• **Directions**
Restate, word for word, every line of the data.

• **Recorded data**
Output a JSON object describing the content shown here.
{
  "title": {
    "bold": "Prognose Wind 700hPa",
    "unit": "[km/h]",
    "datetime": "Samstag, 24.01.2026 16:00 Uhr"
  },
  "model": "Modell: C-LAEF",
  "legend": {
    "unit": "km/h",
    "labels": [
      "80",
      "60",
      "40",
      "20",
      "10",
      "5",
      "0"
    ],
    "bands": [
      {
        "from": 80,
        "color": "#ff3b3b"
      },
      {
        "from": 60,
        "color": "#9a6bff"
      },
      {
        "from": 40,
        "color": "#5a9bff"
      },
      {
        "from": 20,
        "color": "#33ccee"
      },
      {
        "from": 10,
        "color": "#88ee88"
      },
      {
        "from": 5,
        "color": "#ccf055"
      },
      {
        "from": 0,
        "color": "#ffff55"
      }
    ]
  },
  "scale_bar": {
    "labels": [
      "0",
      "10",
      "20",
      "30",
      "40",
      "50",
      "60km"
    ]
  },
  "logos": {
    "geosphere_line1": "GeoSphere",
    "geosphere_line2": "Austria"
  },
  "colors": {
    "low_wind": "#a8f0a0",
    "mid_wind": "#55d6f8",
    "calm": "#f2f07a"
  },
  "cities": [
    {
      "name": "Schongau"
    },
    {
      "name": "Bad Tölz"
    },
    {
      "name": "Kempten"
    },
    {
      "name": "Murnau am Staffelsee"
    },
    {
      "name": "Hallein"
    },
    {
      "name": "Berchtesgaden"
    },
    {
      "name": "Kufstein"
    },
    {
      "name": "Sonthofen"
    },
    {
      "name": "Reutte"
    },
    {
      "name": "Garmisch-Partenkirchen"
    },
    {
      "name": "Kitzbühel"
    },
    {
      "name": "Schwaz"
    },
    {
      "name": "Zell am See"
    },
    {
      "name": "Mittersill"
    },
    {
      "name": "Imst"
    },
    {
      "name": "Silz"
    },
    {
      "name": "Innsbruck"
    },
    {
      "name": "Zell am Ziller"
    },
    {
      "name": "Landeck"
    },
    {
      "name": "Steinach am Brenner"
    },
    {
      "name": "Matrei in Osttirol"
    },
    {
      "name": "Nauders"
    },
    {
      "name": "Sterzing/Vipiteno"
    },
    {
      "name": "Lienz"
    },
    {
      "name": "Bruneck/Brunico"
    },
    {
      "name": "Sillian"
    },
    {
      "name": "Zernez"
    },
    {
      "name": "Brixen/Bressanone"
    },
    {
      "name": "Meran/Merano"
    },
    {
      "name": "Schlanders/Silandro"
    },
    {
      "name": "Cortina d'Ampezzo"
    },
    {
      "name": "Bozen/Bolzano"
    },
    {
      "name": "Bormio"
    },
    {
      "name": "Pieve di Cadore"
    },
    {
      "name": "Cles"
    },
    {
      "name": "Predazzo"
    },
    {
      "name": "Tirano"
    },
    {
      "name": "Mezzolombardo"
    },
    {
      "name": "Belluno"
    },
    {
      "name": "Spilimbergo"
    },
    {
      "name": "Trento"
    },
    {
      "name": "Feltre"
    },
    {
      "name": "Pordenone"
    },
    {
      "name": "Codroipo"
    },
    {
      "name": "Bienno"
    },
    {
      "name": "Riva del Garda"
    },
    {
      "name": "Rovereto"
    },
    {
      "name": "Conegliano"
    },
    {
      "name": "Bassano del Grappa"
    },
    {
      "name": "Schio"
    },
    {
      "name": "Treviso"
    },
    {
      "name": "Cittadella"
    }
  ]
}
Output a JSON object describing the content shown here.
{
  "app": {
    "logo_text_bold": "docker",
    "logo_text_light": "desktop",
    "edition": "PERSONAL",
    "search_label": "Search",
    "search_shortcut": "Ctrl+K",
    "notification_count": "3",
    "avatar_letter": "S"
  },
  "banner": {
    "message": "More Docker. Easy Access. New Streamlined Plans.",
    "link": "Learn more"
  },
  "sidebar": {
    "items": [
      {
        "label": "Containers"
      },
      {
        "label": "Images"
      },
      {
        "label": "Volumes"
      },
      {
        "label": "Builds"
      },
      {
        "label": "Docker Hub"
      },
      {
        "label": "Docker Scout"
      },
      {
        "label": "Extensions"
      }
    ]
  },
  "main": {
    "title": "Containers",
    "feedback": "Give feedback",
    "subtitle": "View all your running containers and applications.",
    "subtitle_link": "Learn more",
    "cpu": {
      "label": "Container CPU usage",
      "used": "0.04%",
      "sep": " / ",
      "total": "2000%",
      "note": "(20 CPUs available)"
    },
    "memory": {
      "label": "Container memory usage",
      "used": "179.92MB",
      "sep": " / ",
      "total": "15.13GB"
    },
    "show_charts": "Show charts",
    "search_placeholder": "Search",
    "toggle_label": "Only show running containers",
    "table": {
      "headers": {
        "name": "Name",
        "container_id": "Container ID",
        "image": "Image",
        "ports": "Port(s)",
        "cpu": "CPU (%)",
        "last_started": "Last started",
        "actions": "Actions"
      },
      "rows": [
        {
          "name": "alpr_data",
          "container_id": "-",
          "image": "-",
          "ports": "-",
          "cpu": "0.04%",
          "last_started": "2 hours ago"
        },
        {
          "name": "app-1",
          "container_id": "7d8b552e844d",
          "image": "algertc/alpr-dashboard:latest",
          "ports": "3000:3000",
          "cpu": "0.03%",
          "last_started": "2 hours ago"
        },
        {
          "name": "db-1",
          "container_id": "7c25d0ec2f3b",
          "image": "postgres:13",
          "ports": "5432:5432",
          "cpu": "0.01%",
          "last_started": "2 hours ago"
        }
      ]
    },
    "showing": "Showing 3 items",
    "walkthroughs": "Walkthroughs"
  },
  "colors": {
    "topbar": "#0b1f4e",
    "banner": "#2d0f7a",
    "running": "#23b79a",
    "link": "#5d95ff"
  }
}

• **Worked solution**
Output a JSON object describing the content shown here.
{
  "title": {
    "bold": "Prognose Wind 700hPa",
    "unit": "[km/h]",
    "datetime": "Samstag, 24.01.2026 16:00 Uhr"
  },
  "model": "Modell: C-LAEF",
  "legend": {
    "unit": "km/h",
    "labels": [
      "80",
      "60",
      "40",
      "20",
      "10",
      "5",
      "0"
    ],
    "bands": [
      {
        "from": 80,
        "color": "#ff3b3b"
      },
      {
        "from": 60,
        "color": "#9a6bff"
      },
      {
        "from": 40,
        "color": "#5a9bff"
      },
      {
        "from": 20,
        "color": "#33ccee"
      },
      {
        "from": 10,
        "color": "#88ee88"
      },
      {
        "from": 5,
        "color": "#ccf055"
      },
      {
        "from": 0,
        "color": "#ffff55"
      }
    ]
  },
  "scale_bar": {
    "labels": [
      "0",
      "10",
      "20",
      "30",
      "40",
      "50",
      "60km"
    ]
  },
  "logos": {
    "geosphere_line1": "GeoSphere",
    "geosphere_line2": "Austria"
  },
  "colors": {
    "low_wind": "#a8f0a0",
    "mid_wind": "#55d6f8",
    "calm": "#f2f07a"
  },
  "cities": [
    {
      "name": "Schongau"
    },
    {
      "name": "Bad Tölz"
    },
    {
      "name": "Kempten"
    },
    {
      "name": "Murnau am Staffelsee"
    },
    {
      "name": "Hallein"
    },
    {
      "name": "Berchtesgaden"
    },
    {
      "name": "Kufstein"
    },
    {
      "name": "Sonthofen"
    },
    {
      "name": "Reutte"
    },
    {
      "name": "Garmisch-Partenkirchen"
    },
    {
      "name": "Kitzbühel"
    },
    {
      "name": "Schwaz"
    },
    {
      "name": "Zell am See"
    },
    {
      "name": "Mittersill"
    },
    {
      "name": "Imst"
    },
    {
      "name": "Silz"
    },
    {
      "name": "Innsbruck"
    },
    {
      "name": "Zell am Ziller"
    },
    {
      "name": "Landeck"
    },
    {
      "name": "Steinach am Brenner"
    },
    {
      "name": "Matrei in Osttirol"
    },
    {
      "name": "Nauders"
    },
    {
      "name": "Sterzing/Vipiteno"
    },
    {
      "name": "Lienz"
    },
    {
      "name": "Bruneck/Brunico"
    },
    {
      "name": "Sillian"
    },
    {
      "name": "Zernez"
    },
    {
      "name": "Brixen/Bressanone"
    },
    {
      "name": "Meran/Merano"
    },
    {
      "name": "Schlanders/Silandro"
    },
    {
      "name": "Cortina d'Ampezzo"
    },
    {
      "name": "Bozen/Bolzano"
    },
    {
      "name": "Bormio"
    },
    {
      "name": "Pieve di Cadore"
    },
    {
      "name": "Cles"
    },
    {
      "name": "Predazzo"
    },
    {
      "name": "Tirano"
    },
    {
      "name": "Mezzolombardo"
    },
    {
      "name": "Belluno"
    },
    {
      "name": "Spilimbergo"
    },
    {
      "name": "Trento"
    },
    {
      "name": "Feltre"
    },
    {
      "name": "Pordenone"
    },
    {
      "name": "Codroipo"
    },
    {
      "name": "Bienno"
    },
    {
      "name": "Riva del Garda"
    },
    {
      "name": "Rovereto"
    },
    {
      "name": "Conegliano"
    },
    {
      "name": "Bassano del Grappa"
    },
    {
      "name": "Schio"
    },
    {
      "name": "Treviso"
    },
    {
      "name": "Cittadella"
    }
  ]
}
Output a JSON object describing the content shown here.
{
  "app": {
    "logo_text_bold": "docker",
    "logo_text_light": "desktop",
    "edition": "PERSONAL",
    "search_label": "Search",
    "search_shortcut": "Ctrl+K",
    "notification_count": "3",
    "avatar_letter": "S"
  },
  "banner": {
    "message": "More Docker. Easy Access. New Streamlined Plans.",
    "link": "Learn more"
  },
  "sidebar": {
    "items": [
      {
        "label": "Containers"
      },
      {
        "label": "Images"
      },
      {
        "label": "Volumes"
      },
      {
        "label": "Builds"
      },
      {
        "label": "Docker Hub"
      },
      {
        "label": "Docker Scout"
      },
      {
        "label": "Extensions"
      }
    ]
  },
  "main": {
    "title": "Containers",
    "feedback": "Give feedback",
    "subtitle": "View all your running containers and applications.",
    "subtitle_link": "Learn more",
    "cpu": {
      "label": "Container CPU usage",
      "used": "0.04%",
      "sep": " / ",
      "total": "2000%",
      "note": "(20 CPUs available)"
    },
    "memory": {
      "label": "Container memory usage",
      "used": "179.92MB",
      "sep": " / ",
      "total": "15.13GB"
    },
    "show_charts": "Show charts",
    "search_placeholder": "Search",
    "toggle_label": "Only show running containers",
    "table": {
      "headers": {
        "name": "Name",
        "container_id": "Container ID",
        "image": "Image",
        "ports": "Port(s)",
        "cpu": "CPU (%)",
        "last_started": "Last started",
        "actions": "Actions"
      },
      "rows": [
        {
          "name": "alpr_data",
          "container_id": "-",
          "image": "-",
          "ports": "-",
          "cpu": "0.04%",
          "last_started": "2 hours ago"
        },
        {
          "name": "app-1",
          "container_id": "7d8b552e844d",
          "image": "algertc/alpr-dashboard:latest",
          "ports": "3000:3000",
          "cpu": "0.03%",
          "last_started": "2 hours ago"
        },
        {
          "name": "db-1",
          "container_id": "7c25d0ec2f3b",
          "image": "postgres:13",
          "ports": "5432:5432",
          "cpu": "0.01%",
          "last_started": "2 hours ago"
        }
      ]
    },
    "showing": "Showing 3 items",
    "walkthroughs": "Walkthroughs"
  },
  "colors": {
    "topbar": "#0b1f4e",
    "banner": "#2d0f7a",
    "running": "#23b79a",
    "link": "#5d95ff"
  }
}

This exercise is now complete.